* **WHAT TO DO**
Some lines in the listing below may include the string "document". How many are there? Give only the number.

Dataset records:

::::

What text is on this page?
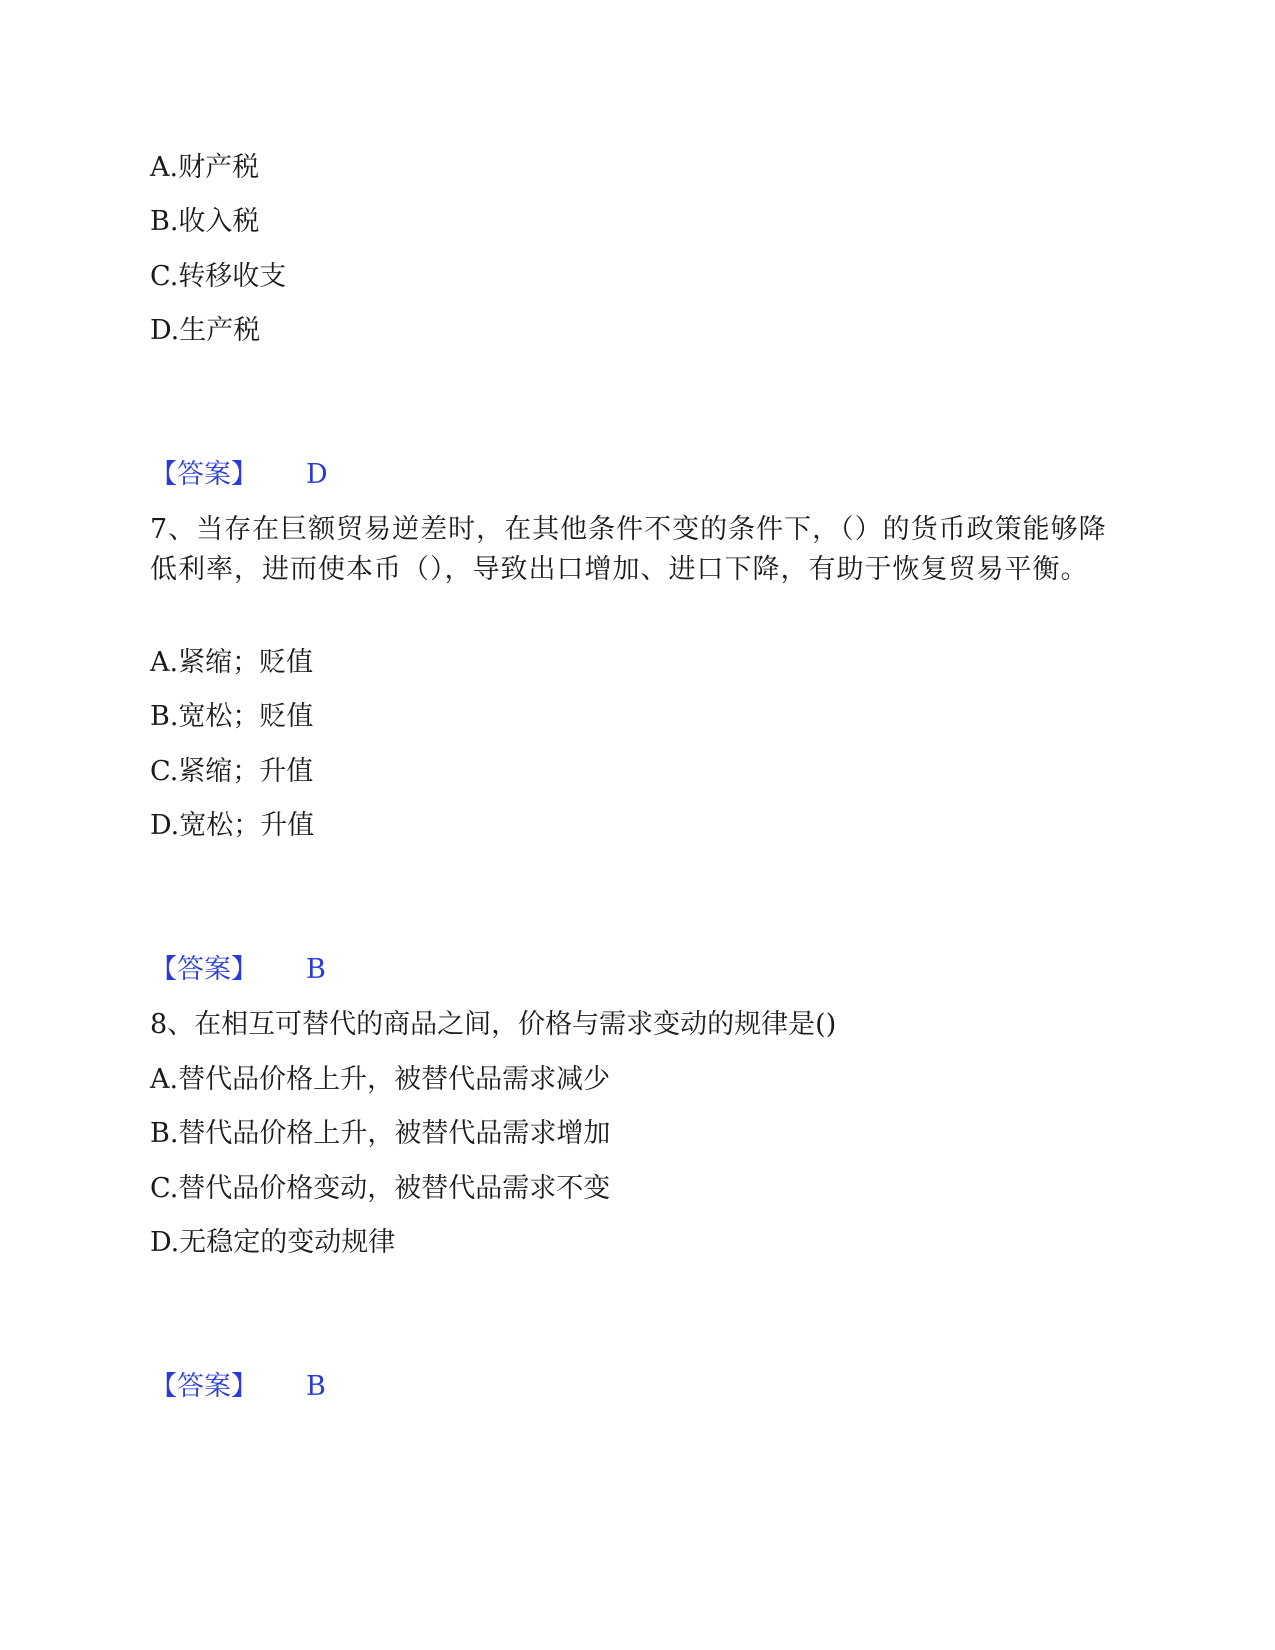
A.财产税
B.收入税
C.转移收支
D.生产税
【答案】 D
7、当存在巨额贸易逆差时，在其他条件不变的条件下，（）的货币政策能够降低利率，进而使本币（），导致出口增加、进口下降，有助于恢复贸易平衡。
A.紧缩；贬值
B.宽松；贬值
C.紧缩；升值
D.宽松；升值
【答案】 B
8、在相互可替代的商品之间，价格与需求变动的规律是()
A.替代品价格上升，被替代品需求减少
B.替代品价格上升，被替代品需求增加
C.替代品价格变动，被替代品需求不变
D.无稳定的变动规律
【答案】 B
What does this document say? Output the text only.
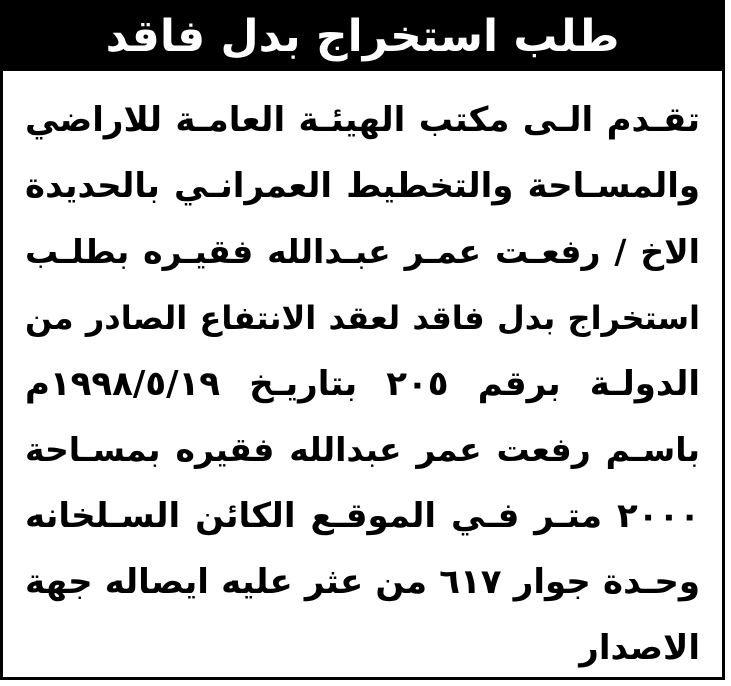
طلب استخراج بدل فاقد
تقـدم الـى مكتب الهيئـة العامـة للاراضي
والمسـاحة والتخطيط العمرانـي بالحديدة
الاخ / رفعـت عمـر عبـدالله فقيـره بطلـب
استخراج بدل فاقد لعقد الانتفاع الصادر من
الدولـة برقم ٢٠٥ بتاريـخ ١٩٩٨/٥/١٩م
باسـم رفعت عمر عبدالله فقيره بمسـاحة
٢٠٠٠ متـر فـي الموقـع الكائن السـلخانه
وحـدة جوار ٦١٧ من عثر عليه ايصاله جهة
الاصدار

::::

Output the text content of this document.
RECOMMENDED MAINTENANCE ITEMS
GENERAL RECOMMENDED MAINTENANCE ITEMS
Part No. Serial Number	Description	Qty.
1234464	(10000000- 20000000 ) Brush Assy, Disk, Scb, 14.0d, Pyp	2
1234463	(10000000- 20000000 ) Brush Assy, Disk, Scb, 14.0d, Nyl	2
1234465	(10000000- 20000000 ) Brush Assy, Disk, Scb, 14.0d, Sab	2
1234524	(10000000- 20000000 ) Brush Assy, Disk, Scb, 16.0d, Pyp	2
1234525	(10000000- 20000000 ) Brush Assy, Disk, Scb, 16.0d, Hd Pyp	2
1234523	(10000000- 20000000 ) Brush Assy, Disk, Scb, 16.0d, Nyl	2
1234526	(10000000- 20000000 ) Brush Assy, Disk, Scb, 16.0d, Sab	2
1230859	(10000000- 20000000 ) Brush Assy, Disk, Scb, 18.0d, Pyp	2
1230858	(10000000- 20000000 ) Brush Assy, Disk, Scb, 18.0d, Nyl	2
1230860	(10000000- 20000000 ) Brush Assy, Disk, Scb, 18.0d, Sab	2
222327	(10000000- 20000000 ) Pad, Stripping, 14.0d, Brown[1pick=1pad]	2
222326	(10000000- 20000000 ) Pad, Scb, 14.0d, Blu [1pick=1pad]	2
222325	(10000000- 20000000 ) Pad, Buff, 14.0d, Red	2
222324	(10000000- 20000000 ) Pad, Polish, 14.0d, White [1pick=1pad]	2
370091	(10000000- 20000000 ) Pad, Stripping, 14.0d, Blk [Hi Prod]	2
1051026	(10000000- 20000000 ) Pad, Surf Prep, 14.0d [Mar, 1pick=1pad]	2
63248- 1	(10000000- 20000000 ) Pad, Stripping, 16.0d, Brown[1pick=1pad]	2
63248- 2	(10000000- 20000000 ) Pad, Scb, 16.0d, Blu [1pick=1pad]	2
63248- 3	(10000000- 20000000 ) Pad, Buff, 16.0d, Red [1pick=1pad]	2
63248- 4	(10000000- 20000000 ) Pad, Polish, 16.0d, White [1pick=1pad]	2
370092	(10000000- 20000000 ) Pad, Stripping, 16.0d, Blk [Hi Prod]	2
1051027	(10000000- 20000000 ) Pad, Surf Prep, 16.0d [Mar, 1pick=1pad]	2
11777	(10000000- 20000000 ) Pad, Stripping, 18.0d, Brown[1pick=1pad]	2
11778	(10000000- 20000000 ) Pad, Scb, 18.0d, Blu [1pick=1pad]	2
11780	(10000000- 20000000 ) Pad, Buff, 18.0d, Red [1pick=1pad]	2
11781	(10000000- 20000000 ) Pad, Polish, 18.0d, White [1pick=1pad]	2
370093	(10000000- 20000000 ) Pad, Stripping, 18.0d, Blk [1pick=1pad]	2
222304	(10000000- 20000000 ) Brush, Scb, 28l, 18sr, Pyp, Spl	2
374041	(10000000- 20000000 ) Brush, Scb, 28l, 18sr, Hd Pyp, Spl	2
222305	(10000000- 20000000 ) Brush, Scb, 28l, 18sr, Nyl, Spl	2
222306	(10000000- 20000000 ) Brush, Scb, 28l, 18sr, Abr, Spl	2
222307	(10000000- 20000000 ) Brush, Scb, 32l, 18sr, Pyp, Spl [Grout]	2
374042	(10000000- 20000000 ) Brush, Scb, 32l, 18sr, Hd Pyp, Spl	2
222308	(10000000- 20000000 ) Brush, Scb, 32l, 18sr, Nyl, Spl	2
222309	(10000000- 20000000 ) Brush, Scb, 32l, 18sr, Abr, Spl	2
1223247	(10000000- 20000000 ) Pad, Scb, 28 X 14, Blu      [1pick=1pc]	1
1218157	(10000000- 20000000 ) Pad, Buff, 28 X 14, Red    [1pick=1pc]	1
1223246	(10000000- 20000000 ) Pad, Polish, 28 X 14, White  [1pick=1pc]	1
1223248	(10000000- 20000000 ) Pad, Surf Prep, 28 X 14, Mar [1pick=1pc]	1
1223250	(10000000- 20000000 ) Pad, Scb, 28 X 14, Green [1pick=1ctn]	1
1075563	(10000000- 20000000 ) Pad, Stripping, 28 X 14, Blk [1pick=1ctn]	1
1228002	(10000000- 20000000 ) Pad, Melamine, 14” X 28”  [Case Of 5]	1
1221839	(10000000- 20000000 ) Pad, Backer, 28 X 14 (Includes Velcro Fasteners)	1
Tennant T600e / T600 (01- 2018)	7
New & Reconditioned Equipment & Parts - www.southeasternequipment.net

::::

* **RESULT**
2